■ EXERCISE OBJECTIVE
Pictures do not belong in your copy. Repeat all the other data exactly.

--------

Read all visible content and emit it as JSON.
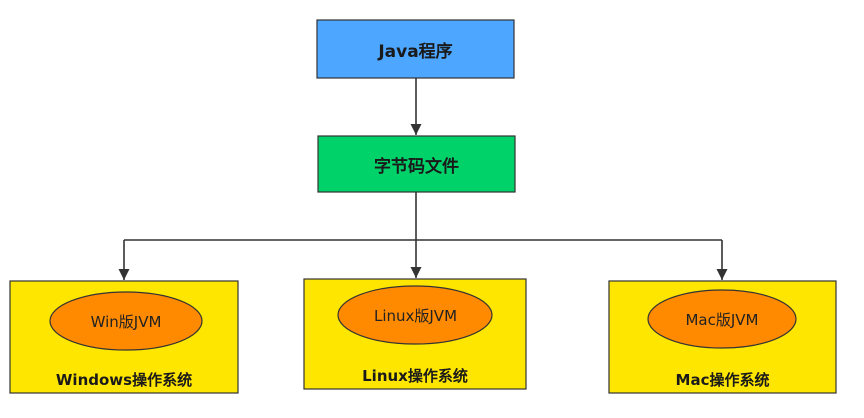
{
  "nodes": {
    "java_program": "Java程序",
    "bytecode_file": "字节码文件",
    "win_jvm": "Win版JVM",
    "linux_jvm": "Linux版JVM",
    "mac_jvm": "Mac版JVM",
    "windows_os": "Windows操作系统",
    "linux_os": "Linux操作系统",
    "mac_os": "Mac操作系统"
  },
  "colors": {
    "java_fill": "#4da6ff",
    "bytecode_fill": "#00d26a",
    "os_fill": "#ffe600",
    "jvm_fill": "#ff8a00",
    "line": "#333333"
  }
}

--------

■ THE REPLY
Read all visible content and emit it as JSON.
{
  "nodes": {
    "java_program": "Java程序",
    "bytecode_file": "字节码文件",
    "win_jvm": "Win版JVM",
    "linux_jvm": "Linux版JVM",
    "mac_jvm": "Mac版JVM",
    "windows_os": "Windows操作系统",
    "linux_os": "Linux操作系统",
    "mac_os": "Mac操作系统"
  },
  "colors": {
    "java_fill": "#4da6ff",
    "bytecode_fill": "#00d26a",
    "os_fill": "#ffe600",
    "jvm_fill": "#ff8a00",
    "line": "#333333"
  }
}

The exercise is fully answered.